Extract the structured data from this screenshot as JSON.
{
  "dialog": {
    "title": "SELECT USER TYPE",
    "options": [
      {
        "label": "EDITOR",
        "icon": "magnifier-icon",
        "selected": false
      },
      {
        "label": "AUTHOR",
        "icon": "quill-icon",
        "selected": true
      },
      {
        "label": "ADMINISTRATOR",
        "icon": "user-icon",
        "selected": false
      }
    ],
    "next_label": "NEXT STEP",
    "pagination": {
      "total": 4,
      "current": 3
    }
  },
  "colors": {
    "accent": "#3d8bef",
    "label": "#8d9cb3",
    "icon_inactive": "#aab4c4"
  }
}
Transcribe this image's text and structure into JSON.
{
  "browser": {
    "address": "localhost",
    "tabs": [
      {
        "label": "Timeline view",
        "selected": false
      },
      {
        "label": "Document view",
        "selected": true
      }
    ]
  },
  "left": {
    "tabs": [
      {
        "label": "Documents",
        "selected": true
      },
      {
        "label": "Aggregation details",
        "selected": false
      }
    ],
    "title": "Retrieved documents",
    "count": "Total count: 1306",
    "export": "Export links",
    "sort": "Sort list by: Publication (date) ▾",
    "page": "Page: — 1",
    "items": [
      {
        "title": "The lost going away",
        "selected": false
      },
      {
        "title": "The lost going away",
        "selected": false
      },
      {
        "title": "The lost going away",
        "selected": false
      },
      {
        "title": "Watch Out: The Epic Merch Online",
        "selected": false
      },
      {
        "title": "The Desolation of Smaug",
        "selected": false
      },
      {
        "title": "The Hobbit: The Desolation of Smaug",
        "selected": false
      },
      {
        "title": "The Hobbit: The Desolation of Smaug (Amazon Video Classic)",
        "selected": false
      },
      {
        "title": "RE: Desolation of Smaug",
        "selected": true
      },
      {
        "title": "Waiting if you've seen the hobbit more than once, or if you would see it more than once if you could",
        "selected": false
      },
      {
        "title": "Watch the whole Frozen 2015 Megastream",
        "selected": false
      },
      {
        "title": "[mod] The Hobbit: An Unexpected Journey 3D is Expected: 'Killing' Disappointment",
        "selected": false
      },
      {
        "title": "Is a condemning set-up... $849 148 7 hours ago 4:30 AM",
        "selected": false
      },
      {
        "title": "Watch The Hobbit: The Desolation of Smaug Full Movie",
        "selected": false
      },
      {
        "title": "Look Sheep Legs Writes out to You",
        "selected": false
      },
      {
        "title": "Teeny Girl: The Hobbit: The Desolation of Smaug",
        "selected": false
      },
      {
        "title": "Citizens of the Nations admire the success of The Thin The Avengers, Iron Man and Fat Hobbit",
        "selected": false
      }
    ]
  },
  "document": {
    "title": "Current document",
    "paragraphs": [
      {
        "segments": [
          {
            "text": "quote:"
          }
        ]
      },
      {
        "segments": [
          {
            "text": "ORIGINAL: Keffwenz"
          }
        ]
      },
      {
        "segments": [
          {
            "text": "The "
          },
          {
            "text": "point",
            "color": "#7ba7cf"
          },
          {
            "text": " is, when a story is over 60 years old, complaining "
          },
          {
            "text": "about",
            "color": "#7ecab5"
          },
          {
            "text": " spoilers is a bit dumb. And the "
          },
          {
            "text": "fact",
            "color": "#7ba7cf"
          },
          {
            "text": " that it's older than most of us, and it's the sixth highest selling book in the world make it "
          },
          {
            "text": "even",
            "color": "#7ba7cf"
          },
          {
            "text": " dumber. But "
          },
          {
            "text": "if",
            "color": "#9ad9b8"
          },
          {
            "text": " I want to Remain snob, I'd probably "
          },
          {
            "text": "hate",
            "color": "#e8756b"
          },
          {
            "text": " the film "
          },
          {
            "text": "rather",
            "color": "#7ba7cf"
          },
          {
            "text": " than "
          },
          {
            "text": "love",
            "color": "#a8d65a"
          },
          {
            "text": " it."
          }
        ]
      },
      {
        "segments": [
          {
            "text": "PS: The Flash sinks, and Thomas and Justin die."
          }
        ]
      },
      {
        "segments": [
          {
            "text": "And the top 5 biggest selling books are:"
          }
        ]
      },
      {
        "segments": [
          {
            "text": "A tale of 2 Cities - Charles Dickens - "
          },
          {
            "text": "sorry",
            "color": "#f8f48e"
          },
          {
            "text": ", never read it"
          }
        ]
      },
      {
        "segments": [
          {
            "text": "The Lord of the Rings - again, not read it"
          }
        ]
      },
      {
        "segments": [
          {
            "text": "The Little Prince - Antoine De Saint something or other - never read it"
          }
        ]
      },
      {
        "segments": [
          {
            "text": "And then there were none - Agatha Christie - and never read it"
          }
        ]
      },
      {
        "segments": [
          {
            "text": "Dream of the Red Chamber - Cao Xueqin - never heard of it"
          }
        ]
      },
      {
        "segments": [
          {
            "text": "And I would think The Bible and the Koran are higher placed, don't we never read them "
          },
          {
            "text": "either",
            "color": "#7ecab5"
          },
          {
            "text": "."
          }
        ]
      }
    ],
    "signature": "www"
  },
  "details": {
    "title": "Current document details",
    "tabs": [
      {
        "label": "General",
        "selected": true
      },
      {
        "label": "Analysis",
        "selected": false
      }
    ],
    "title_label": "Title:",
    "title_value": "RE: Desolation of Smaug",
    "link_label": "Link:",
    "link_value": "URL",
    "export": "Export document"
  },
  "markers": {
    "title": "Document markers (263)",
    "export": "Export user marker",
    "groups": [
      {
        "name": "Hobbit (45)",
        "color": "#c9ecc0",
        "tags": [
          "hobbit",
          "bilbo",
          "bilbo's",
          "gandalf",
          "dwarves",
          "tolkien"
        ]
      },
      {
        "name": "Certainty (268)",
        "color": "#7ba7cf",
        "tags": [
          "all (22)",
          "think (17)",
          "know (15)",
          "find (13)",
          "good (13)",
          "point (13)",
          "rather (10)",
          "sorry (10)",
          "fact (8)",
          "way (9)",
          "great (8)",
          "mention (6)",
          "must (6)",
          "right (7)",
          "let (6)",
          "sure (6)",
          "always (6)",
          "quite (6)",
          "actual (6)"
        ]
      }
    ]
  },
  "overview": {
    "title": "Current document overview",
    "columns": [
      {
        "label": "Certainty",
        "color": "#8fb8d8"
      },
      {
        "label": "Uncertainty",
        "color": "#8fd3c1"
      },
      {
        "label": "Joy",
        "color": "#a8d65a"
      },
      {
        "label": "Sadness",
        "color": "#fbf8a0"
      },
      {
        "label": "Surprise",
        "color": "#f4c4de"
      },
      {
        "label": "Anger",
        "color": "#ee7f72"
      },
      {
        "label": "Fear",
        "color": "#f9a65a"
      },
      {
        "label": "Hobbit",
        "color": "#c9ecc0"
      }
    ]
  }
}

****

Type the whole listing again, unaltered.

Extract the structured data from this screenshot as JSON.
{
  "dialog": {
    "title": "SELECT USER TYPE",
    "options": [
      {
        "label": "EDITOR",
        "icon": "magnifier-icon",
        "selected": false
      },
      {
        "label": "AUTHOR",
        "icon": "quill-icon",
        "selected": true
      },
      {
        "label": "ADMINISTRATOR",
        "icon": "user-icon",
        "selected": false
      }
    ],
    "next_label": "NEXT STEP",
    "pagination": {
      "total": 4,
      "current": 3
    }
  },
  "colors": {
    "accent": "#3d8bef",
    "label": "#8d9cb3",
    "icon_inactive": "#aab4c4"
  }
}
Transcribe this image's text and structure into JSON.
{
  "browser": {
    "address": "localhost",
    "tabs": [
      {
        "label": "Timeline view",
        "selected": false
      },
      {
        "label": "Document view",
        "selected": true
      }
    ]
  },
  "left": {
    "tabs": [
      {
        "label": "Documents",
        "selected": true
      },
      {
        "label": "Aggregation details",
        "selected": false
      }
    ],
    "title": "Retrieved documents",
    "count": "Total count: 1306",
    "export": "Export links",
    "sort": "Sort list by: Publication (date) ▾",
    "page": "Page: — 1",
    "items": [
      {
        "title": "The lost going away",
        "selected": false
      },
      {
        "title": "The lost going away",
        "selected": false
      },
      {
        "title": "The lost going away",
        "selected": false
      },
      {
        "title": "Watch Out: The Epic Merch Online",
        "selected": false
      },
      {
        "title": "The Desolation of Smaug",
        "selected": false
      },
      {
        "title": "The Hobbit: The Desolation of Smaug",
        "selected": false
      },
      {
        "title": "The Hobbit: The Desolation of Smaug (Amazon Video Classic)",
        "selected": false
      },
      {
        "title": "RE: Desolation of Smaug",
        "selected": true
      },
      {
        "title": "Waiting if you've seen the hobbit more than once, or if you would see it more than once if you could",
        "selected": false
      },
      {
        "title": "Watch the whole Frozen 2015 Megastream",
        "selected": false
      },
      {
        "title": "[mod] The Hobbit: An Unexpected Journey 3D is Expected: 'Killing' Disappointment",
        "selected": false
      },
      {
        "title": "Is a condemning set-up... $849 148 7 hours ago 4:30 AM",
        "selected": false
      },
      {
        "title": "Watch The Hobbit: The Desolation of Smaug Full Movie",
        "selected": false
      },
      {
        "title": "Look Sheep Legs Writes out to You",
        "selected": false
      },
      {
        "title": "Teeny Girl: The Hobbit: The Desolation of Smaug",
        "selected": false
      },
      {
        "title": "Citizens of the Nations admire the success of The Thin The Avengers, Iron Man and Fat Hobbit",
        "selected": false
      }
    ]
  },
  "document": {
    "title": "Current document",
    "paragraphs": [
      {
        "segments": [
          {
            "text": "quote:"
          }
        ]
      },
      {
        "segments": [
          {
            "text": "ORIGINAL: Keffwenz"
          }
        ]
      },
      {
        "segments": [
          {
            "text": "The "
          },
          {
            "text": "point",
            "color": "#7ba7cf"
          },
          {
            "text": " is, when a story is over 60 years old, complaining "
          },
          {
            "text": "about",
            "color": "#7ecab5"
          },
          {
            "text": " spoilers is a bit dumb. And the "
          },
          {
            "text": "fact",
            "color": "#7ba7cf"
          },
          {
            "text": " that it's older than most of us, and it's the sixth highest selling book in the world make it "
          },
          {
            "text": "even",
            "color": "#7ba7cf"
          },
          {
            "text": " dumber. But "
          },
          {
            "text": "if",
            "color": "#9ad9b8"
          },
          {
            "text": " I want to Remain snob, I'd probably "
          },
          {
            "text": "hate",
            "color": "#e8756b"
          },
          {
            "text": " the film "
          },
          {
            "text": "rather",
            "color": "#7ba7cf"
          },
          {
            "text": " than "
          },
          {
            "text": "love",
            "color": "#a8d65a"
          },
          {
            "text": " it."
          }
        ]
      },
      {
        "segments": [
          {
            "text": "PS: The Flash sinks, and Thomas and Justin die."
          }
        ]
      },
      {
        "segments": [
          {
            "text": "And the top 5 biggest selling books are:"
          }
        ]
      },
      {
        "segments": [
          {
            "text": "A tale of 2 Cities - Charles Dickens - "
          },
          {
            "text": "sorry",
            "color": "#f8f48e"
          },
          {
            "text": ", never read it"
          }
        ]
      },
      {
        "segments": [
          {
            "text": "The Lord of the Rings - again, not read it"
          }
        ]
      },
      {
        "segments": [
          {
            "text": "The Little Prince - Antoine De Saint something or other - never read it"
          }
        ]
      },
      {
        "segments": [
          {
            "text": "And then there were none - Agatha Christie - and never read it"
          }
        ]
      },
      {
        "segments": [
          {
            "text": "Dream of the Red Chamber - Cao Xueqin - never heard of it"
          }
        ]
      },
      {
        "segments": [
          {
            "text": "And I would think The Bible and the Koran are higher placed, don't we never read them "
          },
          {
            "text": "either",
            "color": "#7ecab5"
          },
          {
            "text": "."
          }
        ]
      }
    ],
    "signature": "www"
  },
  "details": {
    "title": "Current document details",
    "tabs": [
      {
        "label": "General",
        "selected": true
      },
      {
        "label": "Analysis",
        "selected": false
      }
    ],
    "title_label": "Title:",
    "title_value": "RE: Desolation of Smaug",
    "link_label": "Link:",
    "link_value": "URL",
    "export": "Export document"
  },
  "markers": {
    "title": "Document markers (263)",
    "export": "Export user marker",
    "groups": [
      {
        "name": "Hobbit (45)",
        "color": "#c9ecc0",
        "tags": [
          "hobbit",
          "bilbo",
          "bilbo's",
          "gandalf",
          "dwarves",
          "tolkien"
        ]
      },
      {
        "name": "Certainty (268)",
        "color": "#7ba7cf",
        "tags": [
          "all (22)",
          "think (17)",
          "know (15)",
          "find (13)",
          "good (13)",
          "point (13)",
          "rather (10)",
          "sorry (10)",
          "fact (8)",
          "way (9)",
          "great (8)",
          "mention (6)",
          "must (6)",
          "right (7)",
          "let (6)",
          "sure (6)",
          "always (6)",
          "quite (6)",
          "actual (6)"
        ]
      }
    ]
  },
  "overview": {
    "title": "Current document overview",
    "columns": [
      {
        "label": "Certainty",
        "color": "#8fb8d8"
      },
      {
        "label": "Uncertainty",
        "color": "#8fd3c1"
      },
      {
        "label": "Joy",
        "color": "#a8d65a"
      },
      {
        "label": "Sadness",
        "color": "#fbf8a0"
      },
      {
        "label": "Surprise",
        "color": "#f4c4de"
      },
      {
        "label": "Anger",
        "color": "#ee7f72"
      },
      {
        "label": "Fear",
        "color": "#f9a65a"
      },
      {
        "label": "Hobbit",
        "color": "#c9ecc0"
      }
    ]
  }
}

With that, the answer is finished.